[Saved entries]
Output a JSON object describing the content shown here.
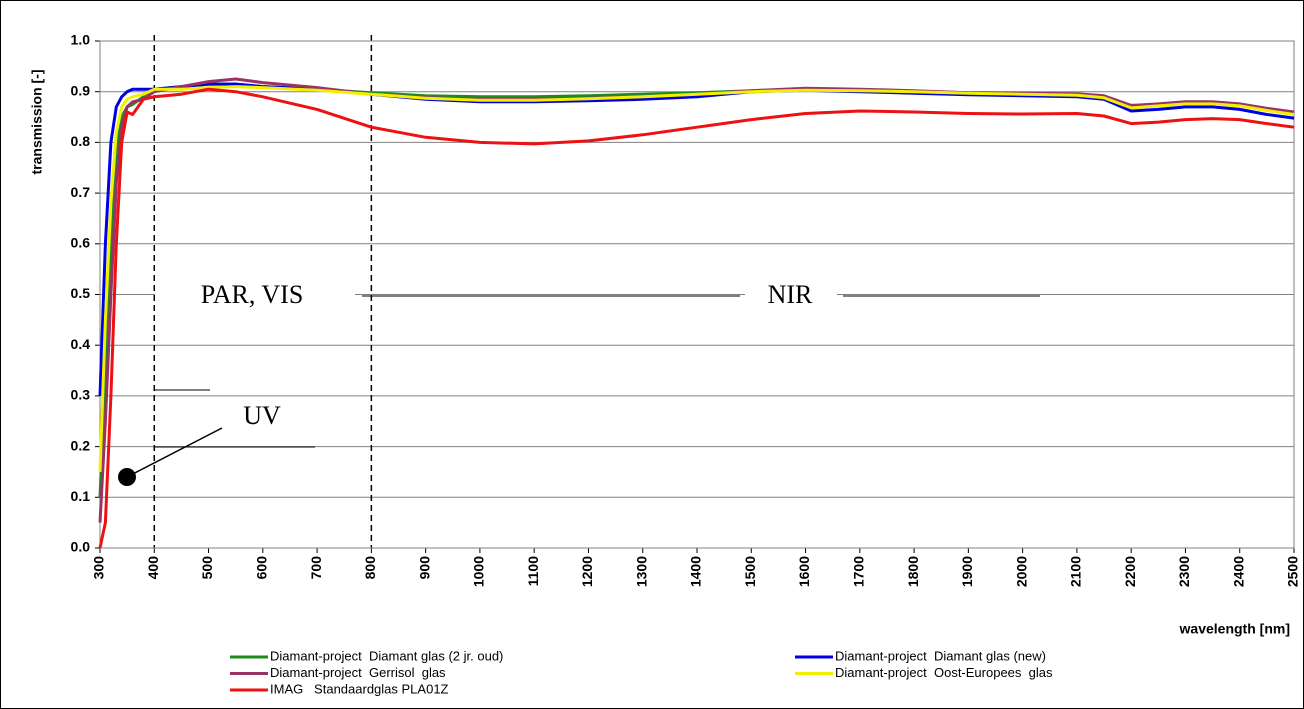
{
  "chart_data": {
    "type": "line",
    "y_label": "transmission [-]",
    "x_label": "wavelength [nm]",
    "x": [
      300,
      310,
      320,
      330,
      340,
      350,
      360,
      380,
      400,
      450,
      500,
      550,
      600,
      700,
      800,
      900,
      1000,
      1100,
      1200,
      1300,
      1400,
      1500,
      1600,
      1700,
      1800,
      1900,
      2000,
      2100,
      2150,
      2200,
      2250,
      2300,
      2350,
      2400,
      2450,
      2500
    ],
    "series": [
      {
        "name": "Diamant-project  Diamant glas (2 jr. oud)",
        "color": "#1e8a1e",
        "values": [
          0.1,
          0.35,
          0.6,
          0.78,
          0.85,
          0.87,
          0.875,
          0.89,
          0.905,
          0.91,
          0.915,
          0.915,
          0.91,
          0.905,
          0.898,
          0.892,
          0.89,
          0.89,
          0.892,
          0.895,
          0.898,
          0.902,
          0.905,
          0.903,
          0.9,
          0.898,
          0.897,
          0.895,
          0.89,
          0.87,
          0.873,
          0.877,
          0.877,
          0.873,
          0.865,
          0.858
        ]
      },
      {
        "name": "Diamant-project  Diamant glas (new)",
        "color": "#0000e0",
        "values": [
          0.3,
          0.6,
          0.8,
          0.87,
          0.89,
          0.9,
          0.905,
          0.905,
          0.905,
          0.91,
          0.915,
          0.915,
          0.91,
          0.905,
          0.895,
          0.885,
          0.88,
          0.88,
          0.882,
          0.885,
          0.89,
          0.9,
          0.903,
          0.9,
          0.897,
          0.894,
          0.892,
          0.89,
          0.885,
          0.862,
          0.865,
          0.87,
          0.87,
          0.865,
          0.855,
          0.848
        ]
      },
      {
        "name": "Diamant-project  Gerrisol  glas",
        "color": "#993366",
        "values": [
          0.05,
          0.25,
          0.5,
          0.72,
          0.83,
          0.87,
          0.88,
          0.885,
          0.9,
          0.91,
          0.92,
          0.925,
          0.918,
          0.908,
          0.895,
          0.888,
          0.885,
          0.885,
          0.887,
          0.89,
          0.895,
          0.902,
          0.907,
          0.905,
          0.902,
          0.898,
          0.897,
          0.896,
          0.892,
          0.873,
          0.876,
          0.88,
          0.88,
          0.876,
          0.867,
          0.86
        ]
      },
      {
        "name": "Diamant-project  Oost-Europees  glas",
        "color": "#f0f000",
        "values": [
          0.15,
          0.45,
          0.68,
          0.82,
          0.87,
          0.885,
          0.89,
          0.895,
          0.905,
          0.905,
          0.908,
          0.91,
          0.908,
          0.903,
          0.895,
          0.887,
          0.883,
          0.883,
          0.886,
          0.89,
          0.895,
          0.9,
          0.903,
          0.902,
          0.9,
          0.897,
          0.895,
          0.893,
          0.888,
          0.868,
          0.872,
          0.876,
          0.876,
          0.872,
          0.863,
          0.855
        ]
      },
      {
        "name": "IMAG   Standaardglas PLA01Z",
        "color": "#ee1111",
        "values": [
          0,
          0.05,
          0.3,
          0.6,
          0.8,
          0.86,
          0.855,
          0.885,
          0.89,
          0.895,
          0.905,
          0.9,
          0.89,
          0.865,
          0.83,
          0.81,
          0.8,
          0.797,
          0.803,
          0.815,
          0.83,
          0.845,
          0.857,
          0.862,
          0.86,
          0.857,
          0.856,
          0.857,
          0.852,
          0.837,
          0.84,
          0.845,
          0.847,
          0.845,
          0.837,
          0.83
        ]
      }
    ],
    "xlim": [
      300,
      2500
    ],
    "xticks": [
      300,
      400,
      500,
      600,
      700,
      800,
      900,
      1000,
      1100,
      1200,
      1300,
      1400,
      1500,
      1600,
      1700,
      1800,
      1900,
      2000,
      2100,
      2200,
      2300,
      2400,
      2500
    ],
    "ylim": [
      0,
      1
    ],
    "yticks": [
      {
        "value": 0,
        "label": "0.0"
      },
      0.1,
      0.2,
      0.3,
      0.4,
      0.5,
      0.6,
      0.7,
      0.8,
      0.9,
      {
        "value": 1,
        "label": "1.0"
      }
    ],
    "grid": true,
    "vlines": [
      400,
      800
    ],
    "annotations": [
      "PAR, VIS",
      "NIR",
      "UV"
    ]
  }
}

* * *

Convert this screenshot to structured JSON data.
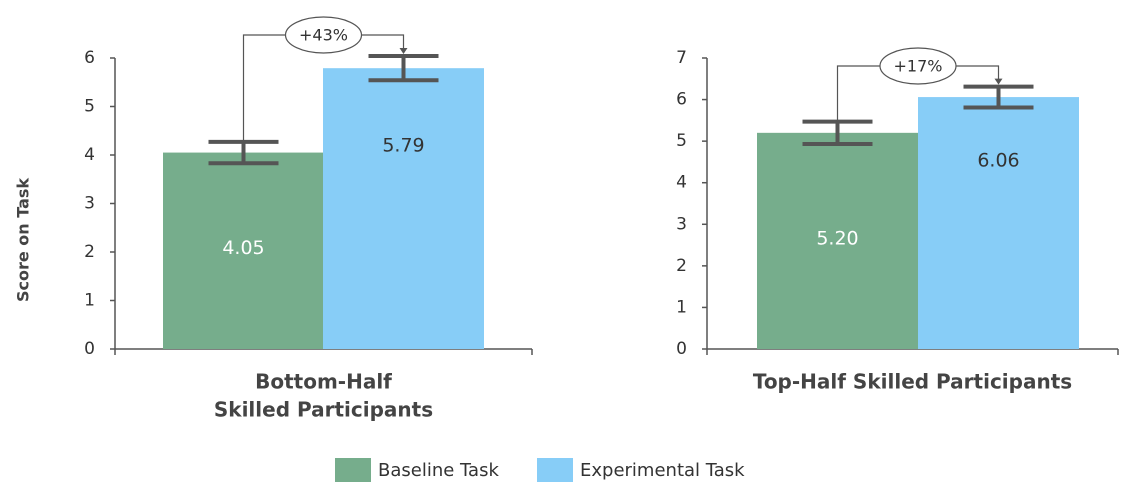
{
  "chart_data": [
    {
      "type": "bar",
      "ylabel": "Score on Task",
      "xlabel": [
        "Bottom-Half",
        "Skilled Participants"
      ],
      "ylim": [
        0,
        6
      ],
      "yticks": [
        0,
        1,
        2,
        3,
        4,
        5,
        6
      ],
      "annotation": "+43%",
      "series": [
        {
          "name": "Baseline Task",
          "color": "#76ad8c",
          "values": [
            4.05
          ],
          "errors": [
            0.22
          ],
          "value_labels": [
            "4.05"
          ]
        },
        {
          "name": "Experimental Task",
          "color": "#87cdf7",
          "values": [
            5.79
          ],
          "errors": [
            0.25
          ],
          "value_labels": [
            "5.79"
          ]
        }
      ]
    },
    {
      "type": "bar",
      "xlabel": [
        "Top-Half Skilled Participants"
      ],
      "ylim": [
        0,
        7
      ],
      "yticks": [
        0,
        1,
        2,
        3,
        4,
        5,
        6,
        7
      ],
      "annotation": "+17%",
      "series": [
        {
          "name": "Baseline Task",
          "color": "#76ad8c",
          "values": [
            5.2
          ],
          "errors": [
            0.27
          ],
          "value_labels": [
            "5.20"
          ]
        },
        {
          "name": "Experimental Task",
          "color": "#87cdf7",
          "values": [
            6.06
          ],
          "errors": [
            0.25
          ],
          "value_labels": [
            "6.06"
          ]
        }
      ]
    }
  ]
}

...

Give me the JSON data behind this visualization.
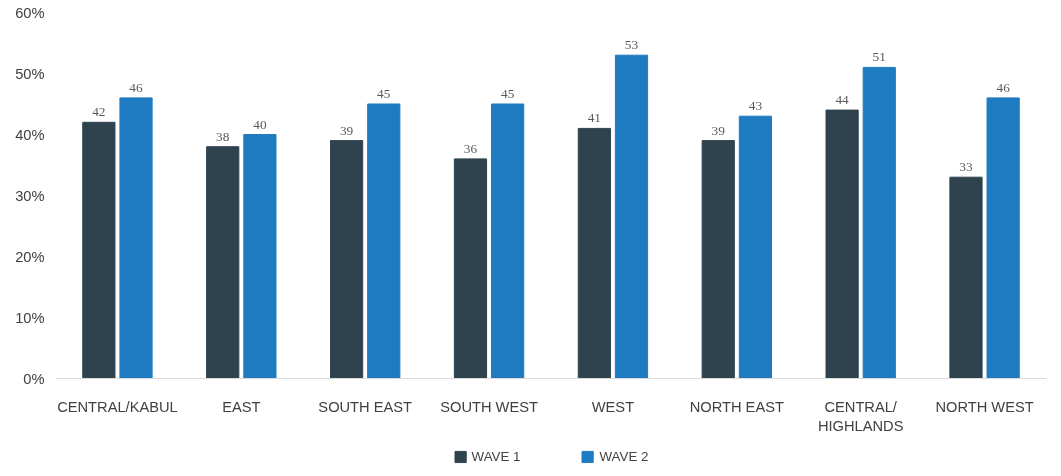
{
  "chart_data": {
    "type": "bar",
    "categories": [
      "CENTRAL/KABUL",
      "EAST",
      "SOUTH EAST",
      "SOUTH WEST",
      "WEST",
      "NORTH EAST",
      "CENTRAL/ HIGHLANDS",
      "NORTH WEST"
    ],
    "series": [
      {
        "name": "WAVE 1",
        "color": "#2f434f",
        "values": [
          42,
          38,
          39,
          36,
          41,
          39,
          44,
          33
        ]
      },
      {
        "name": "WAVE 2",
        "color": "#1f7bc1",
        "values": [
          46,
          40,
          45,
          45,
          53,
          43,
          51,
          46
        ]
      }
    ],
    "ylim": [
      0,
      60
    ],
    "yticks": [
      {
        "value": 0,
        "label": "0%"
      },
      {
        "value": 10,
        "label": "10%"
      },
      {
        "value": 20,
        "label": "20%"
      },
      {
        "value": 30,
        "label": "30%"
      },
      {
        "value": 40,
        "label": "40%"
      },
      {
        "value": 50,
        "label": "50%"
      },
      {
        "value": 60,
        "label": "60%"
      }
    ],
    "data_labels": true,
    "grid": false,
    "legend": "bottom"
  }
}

**Aim of the exercise**
In the listing, find every line containing the word "Half" and list it.

**Result of this exercise**
        "Bottom-Half",
        "Top-Half Skilled Participants"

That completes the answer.